(Job):
Output the entries below exactly as written, omitting pictures.

(Given records):

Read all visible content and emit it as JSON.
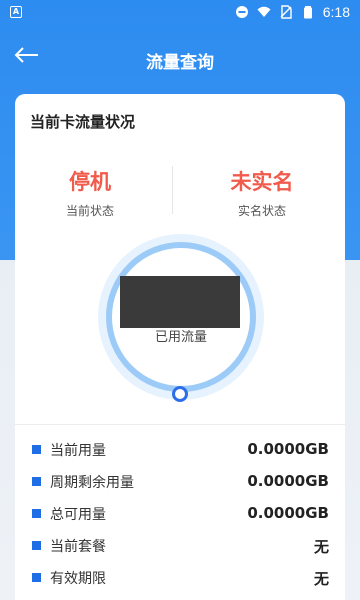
{
  "status_bar": {
    "left_badge": "A",
    "time": "6:18",
    "icons": [
      "minus-circle-icon",
      "wifi-icon",
      "no-sim-icon",
      "battery-icon"
    ]
  },
  "header": {
    "back_icon": "arrow-left-icon",
    "title": "流量查询"
  },
  "card": {
    "title": "当前卡流量状况",
    "status": {
      "value": "停机",
      "label": "当前状态"
    },
    "realname": {
      "value": "未实名",
      "label": "实名状态"
    },
    "usage": {
      "label": "已用流量"
    },
    "details": [
      {
        "label": "当前用量",
        "value": "0.0000GB"
      },
      {
        "label": "周期剩余用量",
        "value": "0.0000GB"
      },
      {
        "label": "总可用量",
        "value": "0.0000GB"
      },
      {
        "label": "当前套餐",
        "value": "无"
      },
      {
        "label": "有效期限",
        "value": "无"
      }
    ]
  },
  "colors": {
    "primary": "#2d8cf0",
    "accent_red": "#f25b4c",
    "bullet_blue": "#1e6fe6",
    "ring_light": "#9ccbf8"
  }
}
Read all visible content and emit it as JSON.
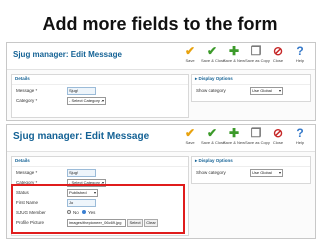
{
  "slide": {
    "title": "Add more fields to the form"
  },
  "toolbar": {
    "title": "Sjug manager: Edit Message",
    "buttons": [
      {
        "label": "Save",
        "icon": "save-icon"
      },
      {
        "label": "Save & Close",
        "icon": "check-icon"
      },
      {
        "label": "Save & New",
        "icon": "plus-icon"
      },
      {
        "label": "Save as Copy",
        "icon": "copy-icon"
      },
      {
        "label": "Close",
        "icon": "cancel-icon"
      },
      {
        "label": "Help",
        "icon": "help-icon"
      }
    ]
  },
  "details": {
    "heading": "Details",
    "message_label": "Message *",
    "message_value": "Sjug!",
    "category_label": "Category *",
    "category_value": "- Select Category -"
  },
  "display_options": {
    "heading": "Display Options",
    "show_category_label": "Show category",
    "show_category_value": "Use Global"
  },
  "new_fields": {
    "status_label": "Status",
    "status_value": "Published",
    "first_name_label": "First Name",
    "first_name_value": "Jo",
    "member_label": "SJUG Member",
    "member_no": "No",
    "member_yes": "Yes",
    "picture_label": "Profile Picture",
    "picture_value": "images/thepioneer_06c69.jpg",
    "select_button": "Select",
    "clear_button": "Clear"
  },
  "colors": {
    "highlight": "#e01c1c",
    "heading": "#146295"
  }
}
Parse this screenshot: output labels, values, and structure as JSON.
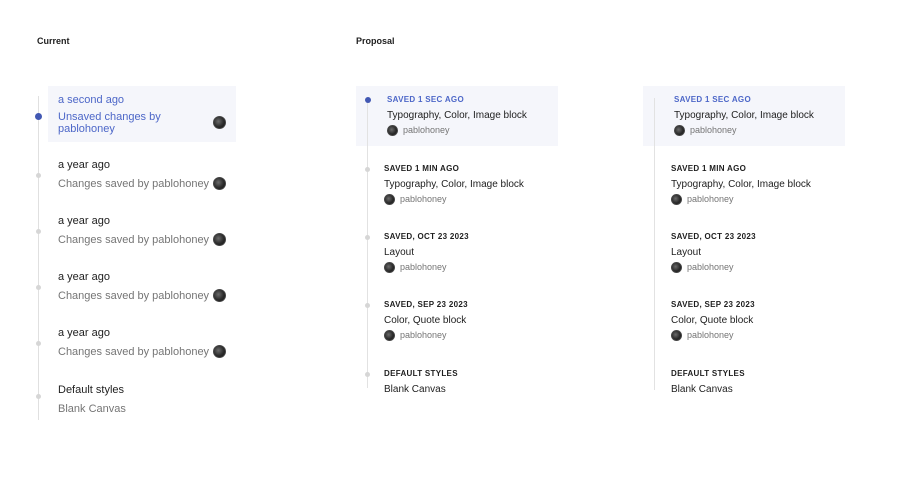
{
  "sections": {
    "current": "Current",
    "proposal": "Proposal"
  },
  "user": "pablohoney",
  "current": {
    "items": [
      {
        "time": "a second ago",
        "desc": "Unsaved changes by pablohoney",
        "active": true
      },
      {
        "time": "a year ago",
        "desc": "Changes saved by pablohoney"
      },
      {
        "time": "a year ago",
        "desc": "Changes saved by pablohoney"
      },
      {
        "time": "a year ago",
        "desc": "Changes saved by pablohoney"
      },
      {
        "time": "a year ago",
        "desc": "Changes saved by pablohoney"
      },
      {
        "time": "Default styles",
        "desc": "Blank Canvas"
      }
    ]
  },
  "proposal": {
    "items": [
      {
        "label": "SAVED 1 SEC AGO",
        "desc": "Typography, Color, Image block",
        "user": "pablohoney"
      },
      {
        "label": "SAVED 1 MIN AGO",
        "desc": "Typography, Color, Image block",
        "user": "pablohoney"
      },
      {
        "label": "SAVED, OCT 23 2023",
        "desc": "Layout",
        "user": "pablohoney"
      },
      {
        "label": "SAVED, SEP 23 2023",
        "desc": "Color, Quote block",
        "user": "pablohoney"
      },
      {
        "label": "DEFAULT STYLES",
        "desc": "Blank Canvas"
      }
    ]
  },
  "colors": {
    "accent": "#4d67c8",
    "highlight_bg": "#f5f6fb",
    "muted": "#757575"
  }
}
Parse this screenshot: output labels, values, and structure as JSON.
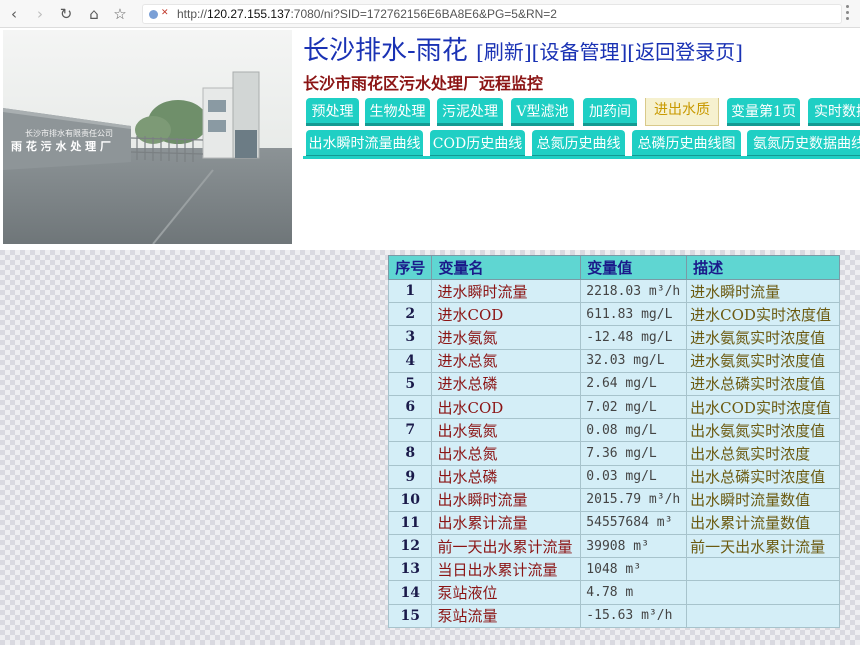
{
  "browser": {
    "url_prefix": "http://",
    "url_host": "120.27.155.137",
    "url_rest": ":7080/ni?SID=172762156E6BA8E6&PG=5&RN=2",
    "icons": [
      "back-arrow-icon",
      "forward-arrow-icon",
      "reload-icon",
      "home-icon",
      "star-icon",
      "lock-icon",
      "menu-dots-icon"
    ]
  },
  "photo": {
    "sign_line1": "长沙市排水有限责任公司",
    "sign_line2": "雨 花 污 水 处 理 厂"
  },
  "header": {
    "title": "长沙排水-雨花",
    "link_refresh": "[刷新]",
    "link_device": "[设备管理]",
    "link_login": "[返回登录页]",
    "subtitle": "长沙市雨花区污水处理厂远程监控"
  },
  "tabs_row1": [
    "预处理",
    "生物处理",
    "污泥处理",
    "V型滤池",
    "加药间",
    "进出水质",
    "变量第1页",
    "实时数据"
  ],
  "tabs_row2": [
    "出水瞬时流量曲线",
    "COD历史曲线",
    "总氮历史曲线",
    "总磷历史曲线图",
    "氨氮历史数据曲线"
  ],
  "active_tab": "进出水质",
  "table": {
    "headers": [
      "序号",
      "变量名",
      "变量值",
      "描述"
    ],
    "rows": [
      {
        "no": "1",
        "name": "进水瞬时流量",
        "value": "2218.03 m³/h",
        "desc": "进水瞬时流量"
      },
      {
        "no": "2",
        "name": "进水COD",
        "value": "611.83 mg/L",
        "desc": "进水COD实时浓度值"
      },
      {
        "no": "3",
        "name": "进水氨氮",
        "value": "-12.48 mg/L",
        "desc": "进水氨氮实时浓度值"
      },
      {
        "no": "4",
        "name": "进水总氮",
        "value": "32.03 mg/L",
        "desc": "进水氨氮实时浓度值"
      },
      {
        "no": "5",
        "name": "进水总磷",
        "value": "2.64 mg/L",
        "desc": "进水总磷实时浓度值"
      },
      {
        "no": "6",
        "name": "出水COD",
        "value": "7.02 mg/L",
        "desc": "出水COD实时浓度值"
      },
      {
        "no": "7",
        "name": "出水氨氮",
        "value": "0.08 mg/L",
        "desc": "出水氨氮实时浓度值"
      },
      {
        "no": "8",
        "name": "出水总氮",
        "value": "7.36 mg/L",
        "desc": "出水总氮实时浓度"
      },
      {
        "no": "9",
        "name": "出水总磷",
        "value": "0.03 mg/L",
        "desc": "出水总磷实时浓度值"
      },
      {
        "no": "10",
        "name": "出水瞬时流量",
        "value": "2015.79 m³/h",
        "desc": "出水瞬时流量数值"
      },
      {
        "no": "11",
        "name": "出水累计流量",
        "value": "54557684 m³",
        "desc": "出水累计流量数值"
      },
      {
        "no": "12",
        "name": "前一天出水累计流量",
        "value": "39908 m³",
        "desc": "前一天出水累计流量"
      },
      {
        "no": "13",
        "name": "当日出水累计流量",
        "value": "1048 m³",
        "desc": ""
      },
      {
        "no": "14",
        "name": "泵站液位",
        "value": "4.78 m",
        "desc": ""
      },
      {
        "no": "15",
        "name": "泵站流量",
        "value": "-15.63 m³/h",
        "desc": ""
      }
    ]
  },
  "colors": {
    "title_blue": "#1a32b4",
    "subtitle_red": "#8b1414",
    "tab_teal": "#1fcfc4",
    "active_tab_bg": "#f6f1cf",
    "table_bg": "#d4eef7",
    "table_header": "#5fd6d2"
  }
}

(Answer to the task):
Read all visible content and emit it as JSON.
{
  "status_bar": {
    "left_badge": "A",
    "time": "6:18",
    "icons": [
      "minus-circle-icon",
      "wifi-icon",
      "no-sim-icon",
      "battery-icon"
    ]
  },
  "header": {
    "back_icon": "arrow-left-icon",
    "title": "流量查询"
  },
  "card": {
    "title": "当前卡流量状况",
    "status": {
      "value": "停机",
      "label": "当前状态"
    },
    "realname": {
      "value": "未实名",
      "label": "实名状态"
    },
    "usage": {
      "label": "已用流量"
    },
    "details": [
      {
        "label": "当前用量",
        "value": "0.0000GB"
      },
      {
        "label": "周期剩余用量",
        "value": "0.0000GB"
      },
      {
        "label": "总可用量",
        "value": "0.0000GB"
      },
      {
        "label": "当前套餐",
        "value": "无"
      },
      {
        "label": "有效期限",
        "value": "无"
      }
    ]
  },
  "colors": {
    "primary": "#2d8cf0",
    "accent_red": "#f25b4c",
    "bullet_blue": "#1e6fe6",
    "ring_light": "#9ccbf8"
  }
}
Read all visible content and emit it as JSON.
{
  "slide": {
    "title": "Add more fields to the form"
  },
  "toolbar": {
    "title": "Sjug manager: Edit Message",
    "buttons": [
      {
        "label": "Save",
        "icon": "save-icon"
      },
      {
        "label": "Save & Close",
        "icon": "check-icon"
      },
      {
        "label": "Save & New",
        "icon": "plus-icon"
      },
      {
        "label": "Save as Copy",
        "icon": "copy-icon"
      },
      {
        "label": "Close",
        "icon": "cancel-icon"
      },
      {
        "label": "Help",
        "icon": "help-icon"
      }
    ]
  },
  "details": {
    "heading": "Details",
    "message_label": "Message *",
    "message_value": "Sjug!",
    "category_label": "Category *",
    "category_value": "- Select Category -"
  },
  "display_options": {
    "heading": "Display Options",
    "show_category_label": "Show category",
    "show_category_value": "Use Global"
  },
  "new_fields": {
    "status_label": "Status",
    "status_value": "Published",
    "first_name_label": "First Name",
    "first_name_value": "Jo",
    "member_label": "SJUG Member",
    "member_no": "No",
    "member_yes": "Yes",
    "picture_label": "Profile Picture",
    "picture_value": "images/thepioneer_06c69.jpg",
    "select_button": "Select",
    "clear_button": "Clear"
  },
  "colors": {
    "highlight": "#e01c1c",
    "heading": "#146295"
  }
}
Parse this screenshot: output labels, values, and structure as JSON.
{
  "sections": {
    "current": "Current",
    "proposal": "Proposal"
  },
  "user": "pablohoney",
  "current": {
    "items": [
      {
        "time": "a second ago",
        "desc": "Unsaved changes by pablohoney",
        "active": true
      },
      {
        "time": "a year ago",
        "desc": "Changes saved by pablohoney"
      },
      {
        "time": "a year ago",
        "desc": "Changes saved by pablohoney"
      },
      {
        "time": "a year ago",
        "desc": "Changes saved by pablohoney"
      },
      {
        "time": "a year ago",
        "desc": "Changes saved by pablohoney"
      },
      {
        "time": "Default styles",
        "desc": "Blank Canvas"
      }
    ]
  },
  "proposal": {
    "items": [
      {
        "label": "SAVED 1 SEC AGO",
        "desc": "Typography, Color, Image block",
        "user": "pablohoney"
      },
      {
        "label": "SAVED 1 MIN AGO",
        "desc": "Typography, Color, Image block",
        "user": "pablohoney"
      },
      {
        "label": "SAVED, OCT 23 2023",
        "desc": "Layout",
        "user": "pablohoney"
      },
      {
        "label": "SAVED, SEP 23 2023",
        "desc": "Color, Quote block",
        "user": "pablohoney"
      },
      {
        "label": "DEFAULT STYLES",
        "desc": "Blank Canvas"
      }
    ]
  },
  "colors": {
    "accent": "#4d67c8",
    "highlight_bg": "#f5f6fb",
    "muted": "#757575"
  }
}
Parse this screenshot: output labels, values, and structure as JSON.
{
  "browser": {
    "url_prefix": "http://",
    "url_host": "120.27.155.137",
    "url_rest": ":7080/ni?SID=172762156E6BA8E6&PG=5&RN=2",
    "icons": [
      "back-arrow-icon",
      "forward-arrow-icon",
      "reload-icon",
      "home-icon",
      "star-icon",
      "lock-icon",
      "menu-dots-icon"
    ]
  },
  "photo": {
    "sign_line1": "长沙市排水有限责任公司",
    "sign_line2": "雨 花 污 水 处 理 厂"
  },
  "header": {
    "title": "长沙排水-雨花",
    "link_refresh": "[刷新]",
    "link_device": "[设备管理]",
    "link_login": "[返回登录页]",
    "subtitle": "长沙市雨花区污水处理厂远程监控"
  },
  "tabs_row1": [
    "预处理",
    "生物处理",
    "污泥处理",
    "V型滤池",
    "加药间",
    "进出水质",
    "变量第1页",
    "实时数据"
  ],
  "tabs_row2": [
    "出水瞬时流量曲线",
    "COD历史曲线",
    "总氮历史曲线",
    "总磷历史曲线图",
    "氨氮历史数据曲线"
  ],
  "active_tab": "进出水质",
  "table": {
    "headers": [
      "序号",
      "变量名",
      "变量值",
      "描述"
    ],
    "rows": [
      {
        "no": "1",
        "name": "进水瞬时流量",
        "value": "2218.03 m³/h",
        "desc": "进水瞬时流量"
      },
      {
        "no": "2",
        "name": "进水COD",
        "value": "611.83 mg/L",
        "desc": "进水COD实时浓度值"
      },
      {
        "no": "3",
        "name": "进水氨氮",
        "value": "-12.48 mg/L",
        "desc": "进水氨氮实时浓度值"
      },
      {
        "no": "4",
        "name": "进水总氮",
        "value": "32.03 mg/L",
        "desc": "进水氨氮实时浓度值"
      },
      {
        "no": "5",
        "name": "进水总磷",
        "value": "2.64 mg/L",
        "desc": "进水总磷实时浓度值"
      },
      {
        "no": "6",
        "name": "出水COD",
        "value": "7.02 mg/L",
        "desc": "出水COD实时浓度值"
      },
      {
        "no": "7",
        "name": "出水氨氮",
        "value": "0.08 mg/L",
        "desc": "出水氨氮实时浓度值"
      },
      {
        "no": "8",
        "name": "出水总氮",
        "value": "7.36 mg/L",
        "desc": "出水总氮实时浓度"
      },
      {
        "no": "9",
        "name": "出水总磷",
        "value": "0.03 mg/L",
        "desc": "出水总磷实时浓度值"
      },
      {
        "no": "10",
        "name": "出水瞬时流量",
        "value": "2015.79 m³/h",
        "desc": "出水瞬时流量数值"
      },
      {
        "no": "11",
        "name": "出水累计流量",
        "value": "54557684 m³",
        "desc": "出水累计流量数值"
      },
      {
        "no": "12",
        "name": "前一天出水累计流量",
        "value": "39908 m³",
        "desc": "前一天出水累计流量"
      },
      {
        "no": "13",
        "name": "当日出水累计流量",
        "value": "1048 m³",
        "desc": ""
      },
      {
        "no": "14",
        "name": "泵站液位",
        "value": "4.78 m",
        "desc": ""
      },
      {
        "no": "15",
        "name": "泵站流量",
        "value": "-15.63 m³/h",
        "desc": ""
      }
    ]
  },
  "colors": {
    "title_blue": "#1a32b4",
    "subtitle_red": "#8b1414",
    "tab_teal": "#1fcfc4",
    "active_tab_bg": "#f6f1cf",
    "table_bg": "#d4eef7",
    "table_header": "#5fd6d2"
  }
}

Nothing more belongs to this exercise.